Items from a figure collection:
============
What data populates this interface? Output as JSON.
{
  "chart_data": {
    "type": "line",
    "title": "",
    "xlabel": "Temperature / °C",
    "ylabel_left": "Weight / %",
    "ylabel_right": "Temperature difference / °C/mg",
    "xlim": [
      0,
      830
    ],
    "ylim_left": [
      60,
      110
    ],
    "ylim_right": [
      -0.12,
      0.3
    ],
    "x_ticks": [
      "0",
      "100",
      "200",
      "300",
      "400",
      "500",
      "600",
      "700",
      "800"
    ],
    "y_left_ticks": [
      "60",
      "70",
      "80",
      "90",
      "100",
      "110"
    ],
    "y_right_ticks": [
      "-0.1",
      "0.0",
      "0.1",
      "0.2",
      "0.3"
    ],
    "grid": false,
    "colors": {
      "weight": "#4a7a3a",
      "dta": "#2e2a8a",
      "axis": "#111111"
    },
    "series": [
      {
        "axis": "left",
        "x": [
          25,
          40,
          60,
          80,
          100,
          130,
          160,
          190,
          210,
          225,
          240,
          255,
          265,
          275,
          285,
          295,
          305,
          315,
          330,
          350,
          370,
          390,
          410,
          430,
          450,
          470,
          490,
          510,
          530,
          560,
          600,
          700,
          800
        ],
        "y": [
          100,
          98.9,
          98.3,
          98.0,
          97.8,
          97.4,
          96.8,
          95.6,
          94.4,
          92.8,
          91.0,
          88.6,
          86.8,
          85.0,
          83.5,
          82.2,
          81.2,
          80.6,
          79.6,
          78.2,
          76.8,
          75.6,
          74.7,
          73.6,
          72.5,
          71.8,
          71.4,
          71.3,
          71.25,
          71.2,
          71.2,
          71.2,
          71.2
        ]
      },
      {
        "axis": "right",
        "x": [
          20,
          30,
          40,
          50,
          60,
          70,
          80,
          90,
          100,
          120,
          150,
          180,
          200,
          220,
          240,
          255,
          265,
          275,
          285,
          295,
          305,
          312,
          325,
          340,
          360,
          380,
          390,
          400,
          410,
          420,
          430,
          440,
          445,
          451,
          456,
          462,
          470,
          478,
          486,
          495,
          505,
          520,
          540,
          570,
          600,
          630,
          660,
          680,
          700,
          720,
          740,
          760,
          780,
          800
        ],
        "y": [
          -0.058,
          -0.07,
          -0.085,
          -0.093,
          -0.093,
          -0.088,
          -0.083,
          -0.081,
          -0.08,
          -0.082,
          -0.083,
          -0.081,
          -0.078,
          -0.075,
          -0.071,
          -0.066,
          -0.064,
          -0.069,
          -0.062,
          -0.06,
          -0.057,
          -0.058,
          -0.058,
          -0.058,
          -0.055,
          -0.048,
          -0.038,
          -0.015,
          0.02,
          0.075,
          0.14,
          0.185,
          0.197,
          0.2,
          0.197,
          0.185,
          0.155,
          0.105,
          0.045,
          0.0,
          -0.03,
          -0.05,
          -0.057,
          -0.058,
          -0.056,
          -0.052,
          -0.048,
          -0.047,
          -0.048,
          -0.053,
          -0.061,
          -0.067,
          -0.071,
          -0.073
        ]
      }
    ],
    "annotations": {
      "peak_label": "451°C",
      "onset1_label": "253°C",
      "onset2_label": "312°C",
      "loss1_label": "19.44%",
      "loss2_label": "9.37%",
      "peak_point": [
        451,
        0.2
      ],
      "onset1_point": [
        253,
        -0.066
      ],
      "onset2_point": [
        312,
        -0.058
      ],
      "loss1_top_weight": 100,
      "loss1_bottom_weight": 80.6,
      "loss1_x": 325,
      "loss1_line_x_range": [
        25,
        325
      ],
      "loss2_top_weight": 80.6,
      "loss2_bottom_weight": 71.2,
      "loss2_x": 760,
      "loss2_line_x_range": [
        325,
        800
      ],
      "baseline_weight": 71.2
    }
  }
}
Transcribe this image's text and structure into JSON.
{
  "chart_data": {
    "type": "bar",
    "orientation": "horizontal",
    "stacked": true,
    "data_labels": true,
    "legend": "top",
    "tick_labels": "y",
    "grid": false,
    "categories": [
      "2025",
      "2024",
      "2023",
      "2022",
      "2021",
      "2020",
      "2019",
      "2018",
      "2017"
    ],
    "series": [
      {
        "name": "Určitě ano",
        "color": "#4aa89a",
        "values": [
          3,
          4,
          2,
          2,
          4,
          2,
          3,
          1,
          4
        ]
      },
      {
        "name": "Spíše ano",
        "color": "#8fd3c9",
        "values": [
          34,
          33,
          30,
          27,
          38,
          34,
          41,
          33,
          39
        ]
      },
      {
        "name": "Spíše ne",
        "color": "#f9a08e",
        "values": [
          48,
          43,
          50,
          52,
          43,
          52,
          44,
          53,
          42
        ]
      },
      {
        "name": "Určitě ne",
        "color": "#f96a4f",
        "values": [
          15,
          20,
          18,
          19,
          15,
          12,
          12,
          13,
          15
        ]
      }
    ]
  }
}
============
WRITTEN EXERCISE: Gather up the lines containing the word "this" from these records and copy them.

TASK OUTPUT:
What data populates this interface? Output as JSON.
Transcribe this image's text and structure into JSON.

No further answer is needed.